| Extracted records |
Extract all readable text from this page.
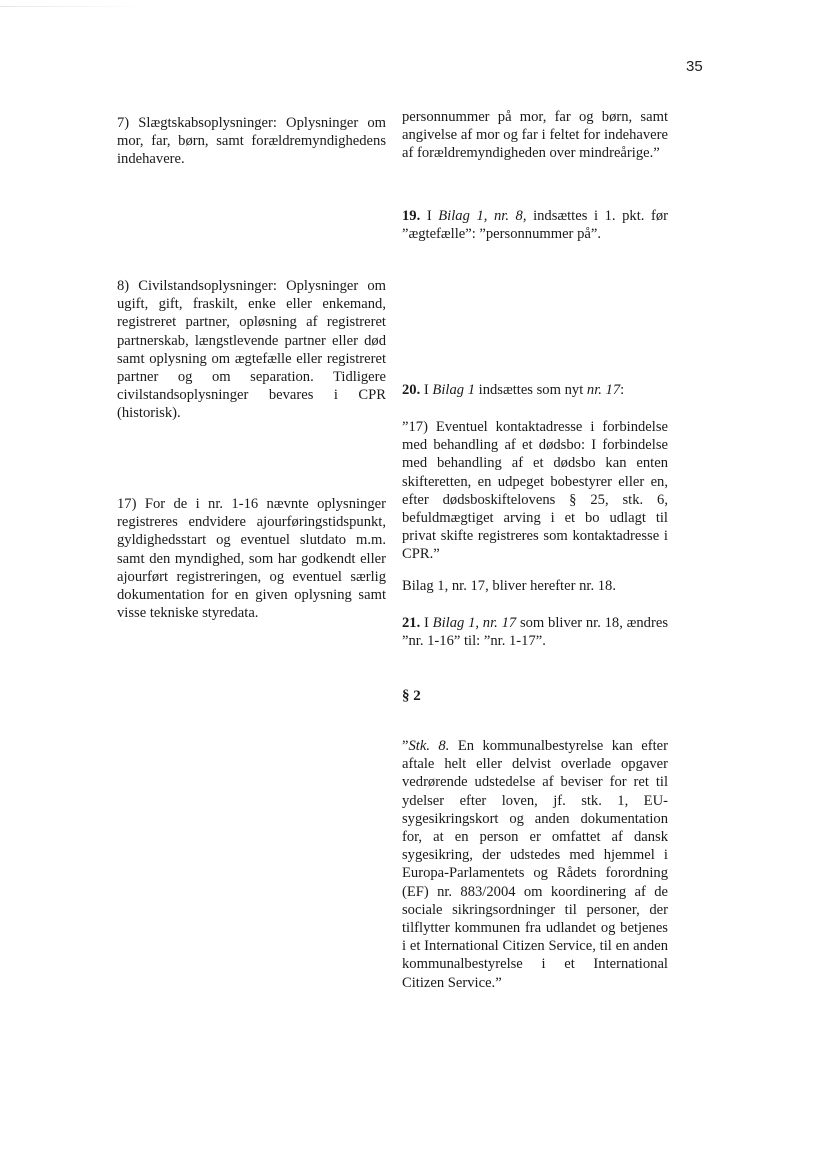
35

7) Slægtskabsoplysninger: Oplysninger om mor, far, børn, samt forældremyndighedens indehavere.

8) Civilstandsoplysninger: Oplysninger om ugift, gift, fraskilt, enke eller enkemand, registreret partner, opløsning af registreret partnerskab, længstlevende partner eller død samt oplysning om ægtefælle eller registreret partner og om separation. Tidligere civilstandsoplysninger bevares i CPR (historisk).

17) For de i nr. 1-16 nævnte oplysninger registreres endvidere ajourføringstidspunkt, gyldighedsstart og eventuel slutdato m.m. samt den myndighed, som har godkendt eller ajourført registreringen, og eventuel særlig dokumentation for en given oplysning samt visse tekniske styredata.

personnummer på mor, far og børn, samt angivelse af mor og far i feltet for indehavere af forældremyndigheden over mindreårige.”

19. I Bilag 1, nr. 8, indsættes i 1. pkt. før ”ægtefælle”: ”personnummer på”.

20. I Bilag 1 indsættes som nyt nr. 17:

”17) Eventuel kontaktadresse i forbindelse med behandling af et dødsbo: I forbindelse med behandling af et dødsbo kan enten skifteretten, en udpeget bobestyrer eller en, efter dødsboskiftelovens § 25, stk. 6, befuldmægtiget arving i et bo udlagt til privat skifte registreres som kontaktadresse i CPR.”

Bilag 1, nr. 17, bliver herefter nr. 18.

21. I Bilag 1, nr. 17 som bliver nr. 18, ændres ”nr. 1-16” til: ”nr. 1-17”.

§ 2

”Stk. 8. En kommunalbestyrelse kan efter aftale helt eller delvist overlade opgaver vedrørende udstedelse af beviser for ret til ydelser efter loven, jf. stk. 1, EU-sygesikringskort og anden dokumentation for, at en person er omfattet af dansk sygesikring, der udstedes med hjemmel i Europa-Parlamentets og Rådets forordning (EF) nr. 883/2004 om koordinering af de sociale sikringsordninger til personer, der tilflytter kommunen fra udlandet og betjenes i et International Citizen Service, til en anden kommunalbestyrelse i et International Citizen Service.”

| Problem statement |
Of the lines in the material, how many include "bliver"? Respond with the number alone.

| Answer in full |
2